• _EXERCISE GOAL_
Skip any picture you find and retype all the remaining lines exactly.

━━━━━ RECORDED INFORMATION

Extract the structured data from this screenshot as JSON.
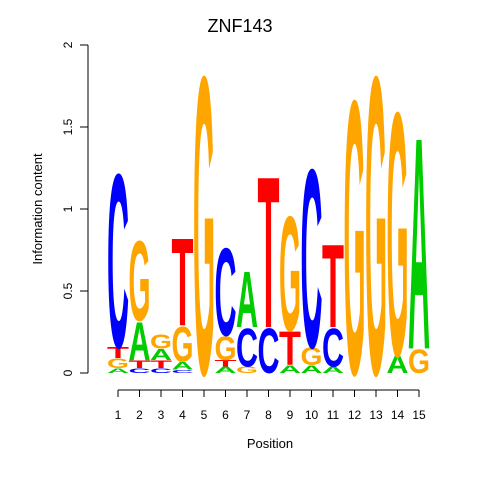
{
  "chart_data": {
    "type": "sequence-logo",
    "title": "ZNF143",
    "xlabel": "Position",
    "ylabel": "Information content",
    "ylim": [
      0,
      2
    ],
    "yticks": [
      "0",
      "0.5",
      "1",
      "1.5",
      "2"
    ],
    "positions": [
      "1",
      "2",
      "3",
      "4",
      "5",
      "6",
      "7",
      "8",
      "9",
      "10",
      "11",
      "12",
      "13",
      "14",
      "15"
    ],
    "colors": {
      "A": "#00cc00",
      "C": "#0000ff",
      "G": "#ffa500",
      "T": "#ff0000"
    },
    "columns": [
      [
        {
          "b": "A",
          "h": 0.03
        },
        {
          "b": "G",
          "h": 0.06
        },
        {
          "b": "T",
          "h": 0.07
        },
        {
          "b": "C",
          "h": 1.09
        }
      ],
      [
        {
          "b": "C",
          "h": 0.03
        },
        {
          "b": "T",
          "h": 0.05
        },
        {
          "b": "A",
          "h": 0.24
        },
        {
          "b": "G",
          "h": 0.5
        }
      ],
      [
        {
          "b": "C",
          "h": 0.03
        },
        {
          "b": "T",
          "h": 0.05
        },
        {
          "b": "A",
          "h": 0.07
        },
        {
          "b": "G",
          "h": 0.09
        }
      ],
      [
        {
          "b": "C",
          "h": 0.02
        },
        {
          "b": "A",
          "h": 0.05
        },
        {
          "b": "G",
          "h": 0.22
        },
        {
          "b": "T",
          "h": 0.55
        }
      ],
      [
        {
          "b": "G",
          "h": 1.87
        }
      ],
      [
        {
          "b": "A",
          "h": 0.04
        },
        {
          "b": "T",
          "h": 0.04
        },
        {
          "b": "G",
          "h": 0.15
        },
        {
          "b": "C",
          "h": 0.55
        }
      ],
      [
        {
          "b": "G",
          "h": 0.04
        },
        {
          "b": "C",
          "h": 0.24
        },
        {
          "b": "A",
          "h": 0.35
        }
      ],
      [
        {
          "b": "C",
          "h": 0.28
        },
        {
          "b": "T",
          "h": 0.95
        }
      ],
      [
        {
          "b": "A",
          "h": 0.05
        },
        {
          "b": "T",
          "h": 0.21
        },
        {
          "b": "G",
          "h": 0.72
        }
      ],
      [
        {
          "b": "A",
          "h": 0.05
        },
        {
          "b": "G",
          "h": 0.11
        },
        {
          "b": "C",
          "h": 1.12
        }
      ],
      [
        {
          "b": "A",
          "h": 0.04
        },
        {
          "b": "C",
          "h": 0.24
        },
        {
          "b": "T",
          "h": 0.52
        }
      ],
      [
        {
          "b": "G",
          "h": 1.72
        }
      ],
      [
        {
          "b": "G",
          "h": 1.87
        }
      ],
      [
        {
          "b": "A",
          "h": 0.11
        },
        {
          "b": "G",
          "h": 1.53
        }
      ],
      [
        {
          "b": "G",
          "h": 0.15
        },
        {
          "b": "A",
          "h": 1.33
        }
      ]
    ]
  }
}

━━━━━━━━━━

• _RESULT OF THIS EXERCISE_
Extract the structured data from this screenshot as JSON.
{
  "chart_data": {
    "type": "sequence-logo",
    "title": "ZNF143",
    "xlabel": "Position",
    "ylabel": "Information content",
    "ylim": [
      0,
      2
    ],
    "yticks": [
      "0",
      "0.5",
      "1",
      "1.5",
      "2"
    ],
    "positions": [
      "1",
      "2",
      "3",
      "4",
      "5",
      "6",
      "7",
      "8",
      "9",
      "10",
      "11",
      "12",
      "13",
      "14",
      "15"
    ],
    "colors": {
      "A": "#00cc00",
      "C": "#0000ff",
      "G": "#ffa500",
      "T": "#ff0000"
    },
    "columns": [
      [
        {
          "b": "A",
          "h": 0.03
        },
        {
          "b": "G",
          "h": 0.06
        },
        {
          "b": "T",
          "h": 0.07
        },
        {
          "b": "C",
          "h": 1.09
        }
      ],
      [
        {
          "b": "C",
          "h": 0.03
        },
        {
          "b": "T",
          "h": 0.05
        },
        {
          "b": "A",
          "h": 0.24
        },
        {
          "b": "G",
          "h": 0.5
        }
      ],
      [
        {
          "b": "C",
          "h": 0.03
        },
        {
          "b": "T",
          "h": 0.05
        },
        {
          "b": "A",
          "h": 0.07
        },
        {
          "b": "G",
          "h": 0.09
        }
      ],
      [
        {
          "b": "C",
          "h": 0.02
        },
        {
          "b": "A",
          "h": 0.05
        },
        {
          "b": "G",
          "h": 0.22
        },
        {
          "b": "T",
          "h": 0.55
        }
      ],
      [
        {
          "b": "G",
          "h": 1.87
        }
      ],
      [
        {
          "b": "A",
          "h": 0.04
        },
        {
          "b": "T",
          "h": 0.04
        },
        {
          "b": "G",
          "h": 0.15
        },
        {
          "b": "C",
          "h": 0.55
        }
      ],
      [
        {
          "b": "G",
          "h": 0.04
        },
        {
          "b": "C",
          "h": 0.24
        },
        {
          "b": "A",
          "h": 0.35
        }
      ],
      [
        {
          "b": "C",
          "h": 0.28
        },
        {
          "b": "T",
          "h": 0.95
        }
      ],
      [
        {
          "b": "A",
          "h": 0.05
        },
        {
          "b": "T",
          "h": 0.21
        },
        {
          "b": "G",
          "h": 0.72
        }
      ],
      [
        {
          "b": "A",
          "h": 0.05
        },
        {
          "b": "G",
          "h": 0.11
        },
        {
          "b": "C",
          "h": 1.12
        }
      ],
      [
        {
          "b": "A",
          "h": 0.04
        },
        {
          "b": "C",
          "h": 0.24
        },
        {
          "b": "T",
          "h": 0.52
        }
      ],
      [
        {
          "b": "G",
          "h": 1.72
        }
      ],
      [
        {
          "b": "G",
          "h": 1.87
        }
      ],
      [
        {
          "b": "A",
          "h": 0.11
        },
        {
          "b": "G",
          "h": 1.53
        }
      ],
      [
        {
          "b": "G",
          "h": 0.15
        },
        {
          "b": "A",
          "h": 1.33
        }
      ]
    ]
  }
}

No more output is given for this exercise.